Set exercise >> Give the number of lines containing the word "Mobile", and nothing else.

Dataset rows:
================

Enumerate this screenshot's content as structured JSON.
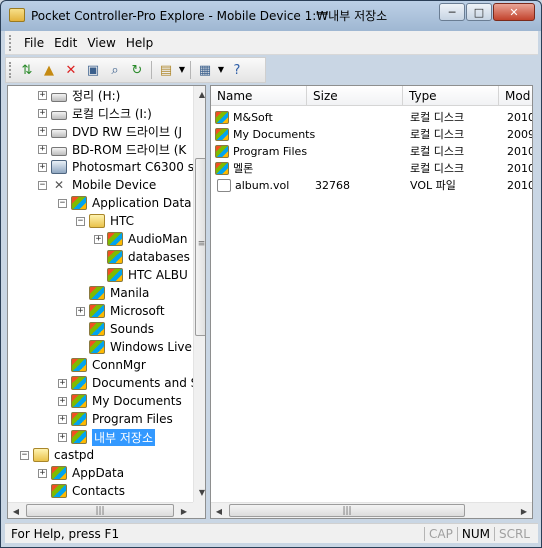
{
  "window": {
    "title": "Pocket Controller-Pro Explore - Mobile Device 1:₩내부 저장소",
    "min_label": "─",
    "max_label": "□",
    "close_label": "✕"
  },
  "menu": {
    "items": [
      "File",
      "Edit",
      "View",
      "Help"
    ]
  },
  "toolbar": {
    "icons": [
      "sync-icon",
      "folder-up-icon",
      "delete-icon",
      "properties-icon",
      "find-icon",
      "refresh-icon",
      "paste-icon",
      "view-icon",
      "help-icon"
    ]
  },
  "tree": {
    "items": [
      {
        "label": "정리 (H:)",
        "icon": "drive",
        "expander": "+"
      },
      {
        "label": "로컬 디스크 (I:)",
        "icon": "drive",
        "expander": "+"
      },
      {
        "label": "DVD RW 드라이브 (J",
        "icon": "drive",
        "expander": "+"
      },
      {
        "label": "BD-ROM 드라이브 (K",
        "icon": "drive",
        "expander": "+"
      },
      {
        "label": "Photosmart C6300 s",
        "icon": "printer",
        "expander": "+"
      },
      {
        "label": "Mobile Device",
        "icon": "device",
        "expander": "−"
      },
      {
        "label": "Application Data",
        "icon": "folder-win",
        "expander": "−"
      },
      {
        "label": "HTC",
        "icon": "folder-plain",
        "expander": "−"
      },
      {
        "label": "AudioMan",
        "icon": "folder-win",
        "expander": "+"
      },
      {
        "label": "databases",
        "icon": "folder-win",
        "expander": ""
      },
      {
        "label": "HTC ALBU",
        "icon": "folder-win",
        "expander": ""
      },
      {
        "label": "Manila",
        "icon": "folder-win",
        "expander": ""
      },
      {
        "label": "Microsoft",
        "icon": "folder-win",
        "expander": "+"
      },
      {
        "label": "Sounds",
        "icon": "folder-win",
        "expander": ""
      },
      {
        "label": "Windows Live",
        "icon": "folder-win",
        "expander": ""
      },
      {
        "label": "ConnMgr",
        "icon": "folder-win",
        "expander": ""
      },
      {
        "label": "Documents and S",
        "icon": "folder-win",
        "expander": "+"
      },
      {
        "label": "My Documents",
        "icon": "folder-win",
        "expander": "+"
      },
      {
        "label": "Program Files",
        "icon": "folder-win",
        "expander": "+"
      },
      {
        "label": "내부 저장소",
        "icon": "folder-win",
        "expander": "+",
        "selected": true
      },
      {
        "label": "castpd",
        "icon": "folder-plain",
        "expander": "−"
      },
      {
        "label": "AppData",
        "icon": "folder-win",
        "expander": "+"
      },
      {
        "label": "Contacts",
        "icon": "folder-win",
        "expander": ""
      }
    ]
  },
  "list": {
    "columns": [
      "Name",
      "Size",
      "Type",
      "Mod"
    ],
    "rows": [
      {
        "name": "M&Soft",
        "size": "",
        "type": "로컬 디스크",
        "mod": "2010",
        "icon": "folder-win"
      },
      {
        "name": "My Documents",
        "size": "",
        "type": "로컬 디스크",
        "mod": "2009",
        "icon": "folder-win"
      },
      {
        "name": "Program Files",
        "size": "",
        "type": "로컬 디스크",
        "mod": "2010",
        "icon": "folder-win"
      },
      {
        "name": "멜론",
        "size": "",
        "type": "로컬 디스크",
        "mod": "2010",
        "icon": "folder-win"
      },
      {
        "name": "album.vol",
        "size": "32768",
        "type": "VOL 파일",
        "mod": "2010",
        "icon": "file"
      }
    ]
  },
  "status": {
    "text": "For Help, press F1",
    "cap": "CAP",
    "num": "NUM",
    "scrl": "SCRL"
  },
  "scroll": {
    "grip": "≡",
    "hgrip": "|||",
    "up": "▲",
    "down": "▼",
    "left": "◀",
    "right": "▶"
  }
}
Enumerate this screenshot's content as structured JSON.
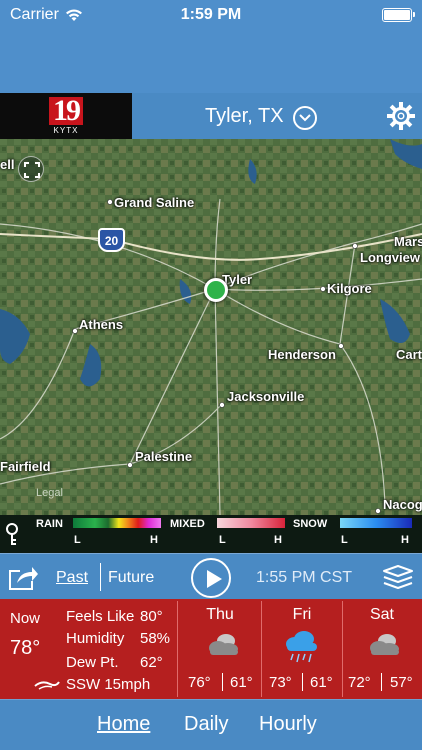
{
  "status": {
    "carrier": "Carrier",
    "time": "1:59 PM"
  },
  "header": {
    "logo_number": "19",
    "logo_call": "KYTX",
    "location": "Tyler, TX"
  },
  "map": {
    "labels": [
      "ell",
      "Grand Saline",
      "20",
      "Tyler",
      "Marsh",
      "Longview",
      "Kilgore",
      "Athens",
      "Henderson",
      "Cart",
      "Jacksonville",
      "Palestine",
      "Fairfield",
      "Nacog"
    ],
    "legal": "Legal"
  },
  "legend": {
    "rain": "RAIN",
    "mixed": "MIXED",
    "snow": "SNOW",
    "light": "L",
    "heavy": "H"
  },
  "controls": {
    "past": "Past",
    "future": "Future",
    "timestamp": "1:55 PM CST"
  },
  "current": {
    "now_label": "Now",
    "now_temp": "78°",
    "feels_like_label": "Feels Like",
    "feels_like": "80°",
    "humidity_label": "Humidity",
    "humidity": "58%",
    "dew_point_label": "Dew Pt.",
    "dew_point": "62°",
    "wind": "SSW 15mph"
  },
  "forecast": [
    {
      "day": "Thu",
      "icon": "cloudy-icon",
      "high": "76°",
      "low": "61°"
    },
    {
      "day": "Fri",
      "icon": "rain-icon",
      "high": "73°",
      "low": "61°"
    },
    {
      "day": "Sat",
      "icon": "cloudy-icon",
      "high": "72°",
      "low": "57°"
    }
  ],
  "tabs": {
    "home": "Home",
    "daily": "Daily",
    "hourly": "Hourly"
  },
  "colors": {
    "accent": "#4a8ac4",
    "forecast_bg": "#b51f1f",
    "location_dot": "#2fb34a"
  }
}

================

Output below >> 2